[Data extracted from a collection]

════

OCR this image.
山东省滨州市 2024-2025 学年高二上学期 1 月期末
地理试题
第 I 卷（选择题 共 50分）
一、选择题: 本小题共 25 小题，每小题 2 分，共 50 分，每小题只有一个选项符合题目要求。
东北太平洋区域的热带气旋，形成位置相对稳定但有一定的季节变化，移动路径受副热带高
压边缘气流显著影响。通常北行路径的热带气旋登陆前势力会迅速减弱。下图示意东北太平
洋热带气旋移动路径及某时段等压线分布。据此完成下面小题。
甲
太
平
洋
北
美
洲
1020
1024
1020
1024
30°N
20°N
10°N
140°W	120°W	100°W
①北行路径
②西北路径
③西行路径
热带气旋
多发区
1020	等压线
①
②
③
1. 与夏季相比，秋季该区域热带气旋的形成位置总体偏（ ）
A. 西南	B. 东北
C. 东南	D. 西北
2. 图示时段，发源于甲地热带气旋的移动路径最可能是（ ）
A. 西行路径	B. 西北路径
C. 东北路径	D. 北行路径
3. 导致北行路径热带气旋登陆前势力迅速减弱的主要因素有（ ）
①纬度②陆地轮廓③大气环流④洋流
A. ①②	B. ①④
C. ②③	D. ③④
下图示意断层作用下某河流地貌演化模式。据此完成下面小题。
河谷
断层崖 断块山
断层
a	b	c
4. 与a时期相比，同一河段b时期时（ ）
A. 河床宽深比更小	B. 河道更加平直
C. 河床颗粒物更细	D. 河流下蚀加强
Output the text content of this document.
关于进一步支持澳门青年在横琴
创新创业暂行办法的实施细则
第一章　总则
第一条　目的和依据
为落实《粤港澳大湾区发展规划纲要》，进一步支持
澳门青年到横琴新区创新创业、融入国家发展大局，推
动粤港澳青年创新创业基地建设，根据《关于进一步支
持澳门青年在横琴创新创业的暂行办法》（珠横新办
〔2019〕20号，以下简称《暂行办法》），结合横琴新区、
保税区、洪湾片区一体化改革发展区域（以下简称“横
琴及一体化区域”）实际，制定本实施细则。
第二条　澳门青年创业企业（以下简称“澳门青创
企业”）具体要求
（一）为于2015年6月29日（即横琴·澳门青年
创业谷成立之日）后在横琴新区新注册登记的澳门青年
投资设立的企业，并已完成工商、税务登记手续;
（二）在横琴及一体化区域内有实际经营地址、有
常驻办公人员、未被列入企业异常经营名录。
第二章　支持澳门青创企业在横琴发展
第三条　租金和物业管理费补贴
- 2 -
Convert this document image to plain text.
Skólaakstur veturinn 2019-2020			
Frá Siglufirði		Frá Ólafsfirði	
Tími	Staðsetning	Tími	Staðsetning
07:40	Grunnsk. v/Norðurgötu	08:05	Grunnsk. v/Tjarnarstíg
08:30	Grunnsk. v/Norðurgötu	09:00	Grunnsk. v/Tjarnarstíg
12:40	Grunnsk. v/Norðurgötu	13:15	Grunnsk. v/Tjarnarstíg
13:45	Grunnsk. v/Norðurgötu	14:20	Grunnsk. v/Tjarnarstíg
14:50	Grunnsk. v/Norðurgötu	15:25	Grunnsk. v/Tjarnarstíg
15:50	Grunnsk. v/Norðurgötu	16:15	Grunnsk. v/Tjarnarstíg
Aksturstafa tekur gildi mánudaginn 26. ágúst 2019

════

Exactly reproduce every line found in the records.

Expected output:
OCR this image.
山东省滨州市 2024-2025 学年高二上学期 1 月期末
地理试题
第 I 卷（选择题 共 50分）
一、选择题: 本小题共 25 小题，每小题 2 分，共 50 分，每小题只有一个选项符合题目要求。
东北太平洋区域的热带气旋，形成位置相对稳定但有一定的季节变化，移动路径受副热带高
压边缘气流显著影响。通常北行路径的热带气旋登陆前势力会迅速减弱。下图示意东北太平
洋热带气旋移动路径及某时段等压线分布。据此完成下面小题。
甲
太
平
洋
北
美
洲
1020
1024
1020
1024
30°N
20°N
10°N
140°W	120°W	100°W
①北行路径
②西北路径
③西行路径
热带气旋
多发区
1020	等压线
①
②
③
1. 与夏季相比，秋季该区域热带气旋的形成位置总体偏（ ）
A. 西南	B. 东北
C. 东南	D. 西北
2. 图示时段，发源于甲地热带气旋的移动路径最可能是（ ）
A. 西行路径	B. 西北路径
C. 东北路径	D. 北行路径
3. 导致北行路径热带气旋登陆前势力迅速减弱的主要因素有（ ）
①纬度②陆地轮廓③大气环流④洋流
A. ①②	B. ①④
C. ②③	D. ③④
下图示意断层作用下某河流地貌演化模式。据此完成下面小题。
河谷
断层崖 断块山
断层
a	b	c
4. 与a时期相比，同一河段b时期时（ ）
A. 河床宽深比更小	B. 河道更加平直
C. 河床颗粒物更细	D. 河流下蚀加强
Output the text content of this document.
关于进一步支持澳门青年在横琴
创新创业暂行办法的实施细则
第一章　总则
第一条　目的和依据
为落实《粤港澳大湾区发展规划纲要》，进一步支持
澳门青年到横琴新区创新创业、融入国家发展大局，推
动粤港澳青年创新创业基地建设，根据《关于进一步支
持澳门青年在横琴创新创业的暂行办法》（珠横新办
〔2019〕20号，以下简称《暂行办法》），结合横琴新区、
保税区、洪湾片区一体化改革发展区域（以下简称“横
琴及一体化区域”）实际，制定本实施细则。
第二条　澳门青年创业企业（以下简称“澳门青创
企业”）具体要求
（一）为于2015年6月29日（即横琴·澳门青年
创业谷成立之日）后在横琴新区新注册登记的澳门青年
投资设立的企业，并已完成工商、税务登记手续;
（二）在横琴及一体化区域内有实际经营地址、有
常驻办公人员、未被列入企业异常经营名录。
第二章　支持澳门青创企业在横琴发展
第三条　租金和物业管理费补贴
- 2 -
Convert this document image to plain text.
Skólaakstur veturinn 2019-2020			
Frá Siglufirði		Frá Ólafsfirði	
Tími	Staðsetning	Tími	Staðsetning
07:40	Grunnsk. v/Norðurgötu	08:05	Grunnsk. v/Tjarnarstíg
08:30	Grunnsk. v/Norðurgötu	09:00	Grunnsk. v/Tjarnarstíg
12:40	Grunnsk. v/Norðurgötu	13:15	Grunnsk. v/Tjarnarstíg
13:45	Grunnsk. v/Norðurgötu	14:20	Grunnsk. v/Tjarnarstíg
14:50	Grunnsk. v/Norðurgötu	15:25	Grunnsk. v/Tjarnarstíg
15:50	Grunnsk. v/Norðurgötu	16:15	Grunnsk. v/Tjarnarstíg
Aksturstafa tekur gildi mánudaginn 26. ágúst 2019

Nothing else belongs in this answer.